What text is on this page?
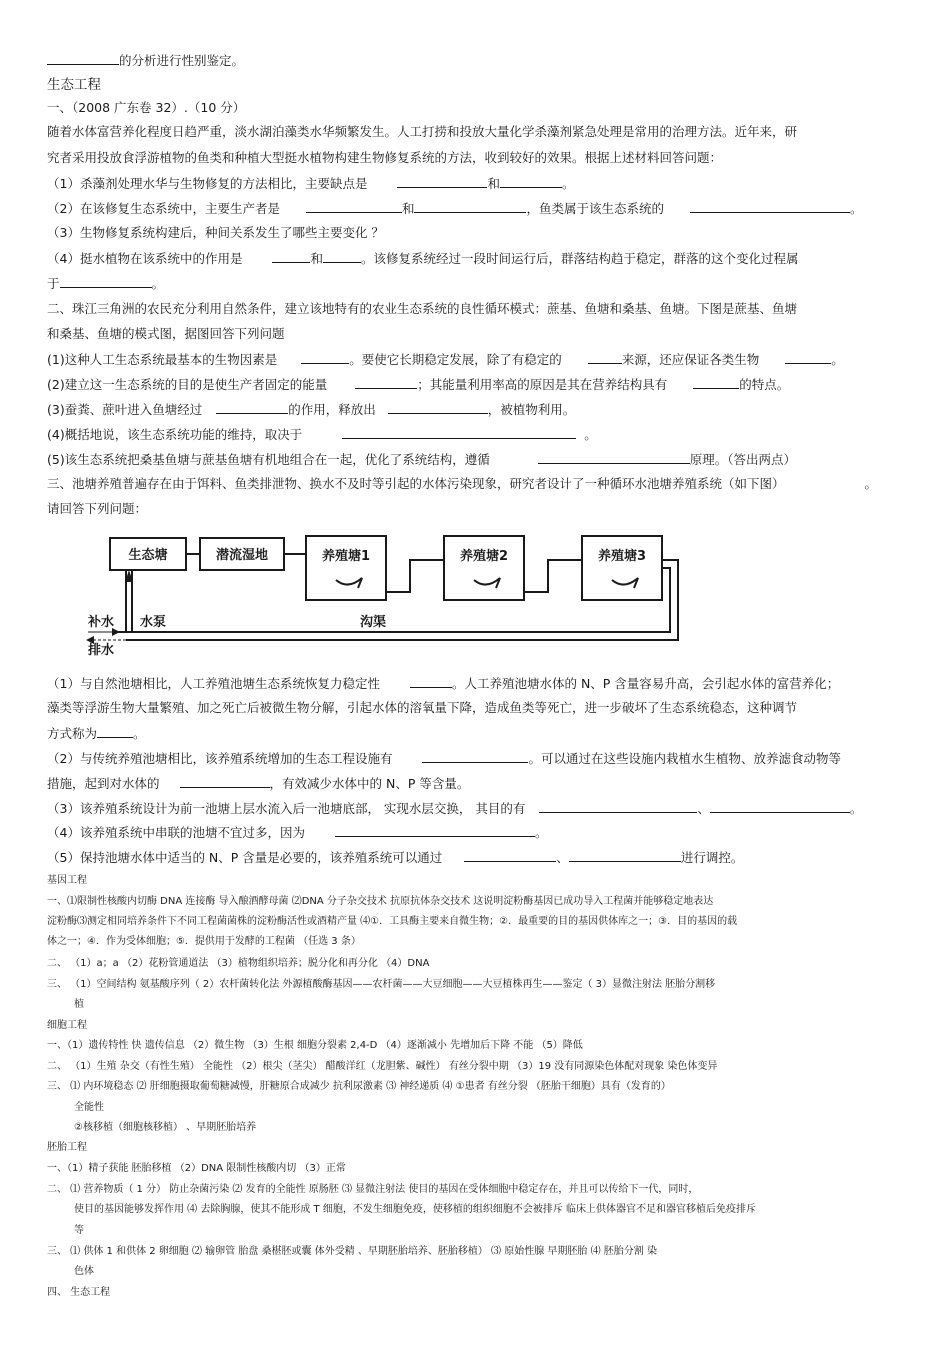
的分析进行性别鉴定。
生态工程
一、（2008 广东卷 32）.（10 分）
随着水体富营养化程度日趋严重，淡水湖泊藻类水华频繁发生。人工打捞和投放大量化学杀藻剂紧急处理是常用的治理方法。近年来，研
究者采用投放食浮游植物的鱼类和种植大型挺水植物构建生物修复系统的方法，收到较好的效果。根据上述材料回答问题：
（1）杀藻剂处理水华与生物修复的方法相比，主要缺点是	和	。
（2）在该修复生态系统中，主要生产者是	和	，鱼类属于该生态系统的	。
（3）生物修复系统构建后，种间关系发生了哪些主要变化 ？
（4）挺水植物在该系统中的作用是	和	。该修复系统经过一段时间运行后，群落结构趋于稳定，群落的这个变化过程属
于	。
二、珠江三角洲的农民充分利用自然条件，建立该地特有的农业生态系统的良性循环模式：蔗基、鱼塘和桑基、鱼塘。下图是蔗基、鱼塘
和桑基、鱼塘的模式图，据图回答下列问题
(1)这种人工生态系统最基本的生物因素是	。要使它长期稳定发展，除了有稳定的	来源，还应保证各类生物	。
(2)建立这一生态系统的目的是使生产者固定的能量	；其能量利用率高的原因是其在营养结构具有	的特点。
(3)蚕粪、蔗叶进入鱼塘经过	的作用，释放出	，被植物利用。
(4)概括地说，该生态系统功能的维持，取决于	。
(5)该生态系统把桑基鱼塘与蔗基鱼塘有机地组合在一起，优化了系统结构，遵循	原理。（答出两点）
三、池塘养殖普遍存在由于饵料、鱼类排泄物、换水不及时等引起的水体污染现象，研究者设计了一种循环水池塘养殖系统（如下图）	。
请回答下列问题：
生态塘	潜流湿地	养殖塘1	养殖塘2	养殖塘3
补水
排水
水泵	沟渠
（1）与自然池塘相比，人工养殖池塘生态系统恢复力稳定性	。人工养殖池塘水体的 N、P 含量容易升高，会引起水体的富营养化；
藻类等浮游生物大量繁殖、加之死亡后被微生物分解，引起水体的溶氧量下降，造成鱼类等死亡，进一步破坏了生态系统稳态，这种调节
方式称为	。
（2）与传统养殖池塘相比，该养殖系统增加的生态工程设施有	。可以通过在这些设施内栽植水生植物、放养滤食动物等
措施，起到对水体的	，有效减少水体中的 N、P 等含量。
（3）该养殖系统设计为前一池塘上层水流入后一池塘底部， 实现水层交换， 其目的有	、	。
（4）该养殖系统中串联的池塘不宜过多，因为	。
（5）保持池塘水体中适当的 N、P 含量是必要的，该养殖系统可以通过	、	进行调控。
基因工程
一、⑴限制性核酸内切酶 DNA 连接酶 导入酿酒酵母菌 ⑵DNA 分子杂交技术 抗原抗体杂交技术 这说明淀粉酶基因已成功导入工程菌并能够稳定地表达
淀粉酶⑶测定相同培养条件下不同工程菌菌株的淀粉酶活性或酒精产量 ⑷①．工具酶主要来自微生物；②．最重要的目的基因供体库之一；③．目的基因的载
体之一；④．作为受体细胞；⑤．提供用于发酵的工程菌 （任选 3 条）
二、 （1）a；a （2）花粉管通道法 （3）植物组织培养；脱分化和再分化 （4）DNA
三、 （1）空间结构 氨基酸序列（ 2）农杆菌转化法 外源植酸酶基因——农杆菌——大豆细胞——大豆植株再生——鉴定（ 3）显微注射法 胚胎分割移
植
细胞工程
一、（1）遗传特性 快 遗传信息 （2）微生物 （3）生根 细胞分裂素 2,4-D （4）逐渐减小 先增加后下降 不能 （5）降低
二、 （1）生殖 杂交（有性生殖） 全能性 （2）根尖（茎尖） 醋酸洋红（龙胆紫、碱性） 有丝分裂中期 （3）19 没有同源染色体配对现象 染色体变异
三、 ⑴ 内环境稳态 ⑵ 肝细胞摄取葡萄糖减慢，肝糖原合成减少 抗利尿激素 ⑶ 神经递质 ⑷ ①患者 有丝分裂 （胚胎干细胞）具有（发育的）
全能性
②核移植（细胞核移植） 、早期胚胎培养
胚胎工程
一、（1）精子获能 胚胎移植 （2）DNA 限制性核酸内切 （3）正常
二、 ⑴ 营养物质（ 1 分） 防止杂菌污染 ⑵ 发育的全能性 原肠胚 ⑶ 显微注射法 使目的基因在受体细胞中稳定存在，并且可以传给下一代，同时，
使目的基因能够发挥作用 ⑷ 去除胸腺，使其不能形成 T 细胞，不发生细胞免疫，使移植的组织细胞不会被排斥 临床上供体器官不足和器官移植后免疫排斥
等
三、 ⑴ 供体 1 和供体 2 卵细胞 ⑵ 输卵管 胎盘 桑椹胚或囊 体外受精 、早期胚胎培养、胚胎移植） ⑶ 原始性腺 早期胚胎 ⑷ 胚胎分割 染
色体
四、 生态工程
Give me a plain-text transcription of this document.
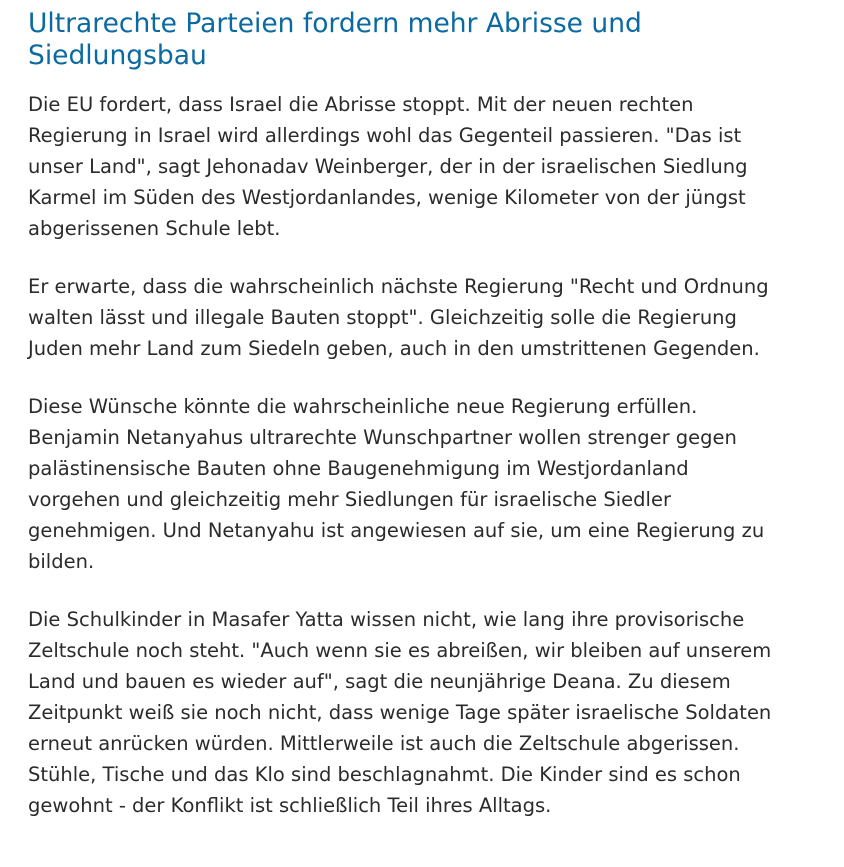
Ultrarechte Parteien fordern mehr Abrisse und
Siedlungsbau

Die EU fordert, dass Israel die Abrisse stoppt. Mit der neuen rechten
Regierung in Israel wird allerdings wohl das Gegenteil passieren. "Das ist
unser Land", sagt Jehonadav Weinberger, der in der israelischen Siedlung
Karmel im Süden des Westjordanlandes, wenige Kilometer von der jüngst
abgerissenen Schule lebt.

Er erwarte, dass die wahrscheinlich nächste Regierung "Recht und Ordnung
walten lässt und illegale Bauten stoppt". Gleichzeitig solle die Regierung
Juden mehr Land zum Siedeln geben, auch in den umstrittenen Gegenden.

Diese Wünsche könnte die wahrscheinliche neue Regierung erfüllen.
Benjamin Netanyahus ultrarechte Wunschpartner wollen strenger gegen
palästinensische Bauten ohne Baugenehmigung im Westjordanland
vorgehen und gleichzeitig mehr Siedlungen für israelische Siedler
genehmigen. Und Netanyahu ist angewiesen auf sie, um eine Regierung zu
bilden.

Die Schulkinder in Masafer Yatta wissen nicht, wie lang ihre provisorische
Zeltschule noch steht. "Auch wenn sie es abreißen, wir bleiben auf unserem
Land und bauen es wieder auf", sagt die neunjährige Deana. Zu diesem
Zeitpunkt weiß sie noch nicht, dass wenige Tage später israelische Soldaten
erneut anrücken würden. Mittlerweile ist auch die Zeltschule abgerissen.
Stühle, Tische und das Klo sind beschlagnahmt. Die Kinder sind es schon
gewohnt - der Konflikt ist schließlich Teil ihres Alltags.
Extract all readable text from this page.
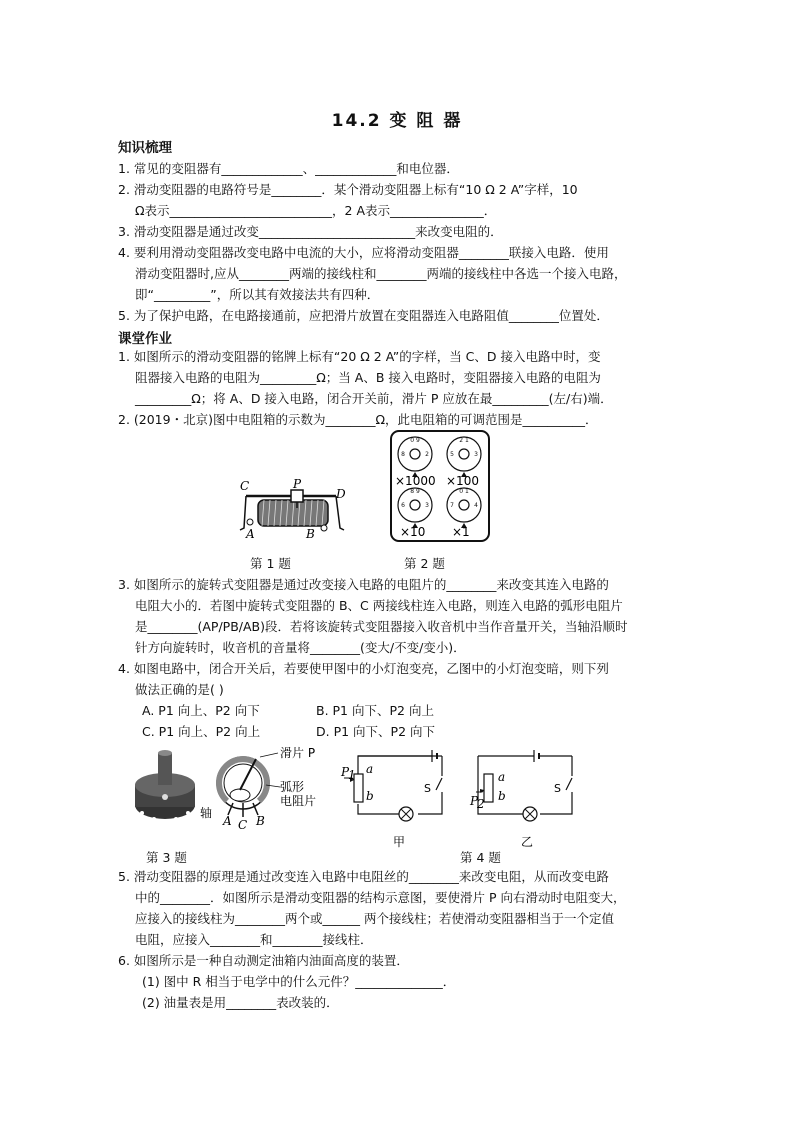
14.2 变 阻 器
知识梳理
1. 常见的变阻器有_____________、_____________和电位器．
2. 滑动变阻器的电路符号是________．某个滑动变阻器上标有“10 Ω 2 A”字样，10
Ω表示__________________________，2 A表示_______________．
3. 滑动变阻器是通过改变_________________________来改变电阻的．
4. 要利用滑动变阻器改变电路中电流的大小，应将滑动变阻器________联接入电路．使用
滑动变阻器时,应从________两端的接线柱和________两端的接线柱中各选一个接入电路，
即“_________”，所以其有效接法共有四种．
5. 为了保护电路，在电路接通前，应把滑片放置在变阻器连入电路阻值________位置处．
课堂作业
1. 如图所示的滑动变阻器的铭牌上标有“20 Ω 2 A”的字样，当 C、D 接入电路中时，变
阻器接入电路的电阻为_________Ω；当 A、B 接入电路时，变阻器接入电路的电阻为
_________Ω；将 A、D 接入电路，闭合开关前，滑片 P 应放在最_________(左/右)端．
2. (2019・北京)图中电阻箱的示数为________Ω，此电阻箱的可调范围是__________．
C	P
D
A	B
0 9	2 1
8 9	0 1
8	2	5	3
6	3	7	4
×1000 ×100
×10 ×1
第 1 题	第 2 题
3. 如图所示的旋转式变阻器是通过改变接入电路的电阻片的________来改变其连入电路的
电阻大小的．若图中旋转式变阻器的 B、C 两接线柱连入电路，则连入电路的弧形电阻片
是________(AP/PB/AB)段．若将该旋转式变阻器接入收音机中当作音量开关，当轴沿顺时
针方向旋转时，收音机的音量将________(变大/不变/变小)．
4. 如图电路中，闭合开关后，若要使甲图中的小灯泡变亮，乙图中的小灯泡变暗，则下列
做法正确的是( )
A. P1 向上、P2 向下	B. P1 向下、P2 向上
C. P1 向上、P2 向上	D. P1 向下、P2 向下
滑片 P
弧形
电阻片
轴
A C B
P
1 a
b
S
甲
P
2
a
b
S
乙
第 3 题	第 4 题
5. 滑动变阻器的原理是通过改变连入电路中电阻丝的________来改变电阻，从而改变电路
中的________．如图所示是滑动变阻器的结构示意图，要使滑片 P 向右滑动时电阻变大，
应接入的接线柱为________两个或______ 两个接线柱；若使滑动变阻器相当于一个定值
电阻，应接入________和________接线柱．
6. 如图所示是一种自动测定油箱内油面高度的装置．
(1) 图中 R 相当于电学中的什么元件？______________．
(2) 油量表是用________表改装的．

• AIM OF THE TASK
Identify and copy all lines with the word "wenige".

• FINISHED ANSWER
Karmel im Süden des Westjordanlandes, wenige Kilometer von der jüngst
Zeitpunkt weiß sie noch nicht, dass wenige Tage später israelische Soldaten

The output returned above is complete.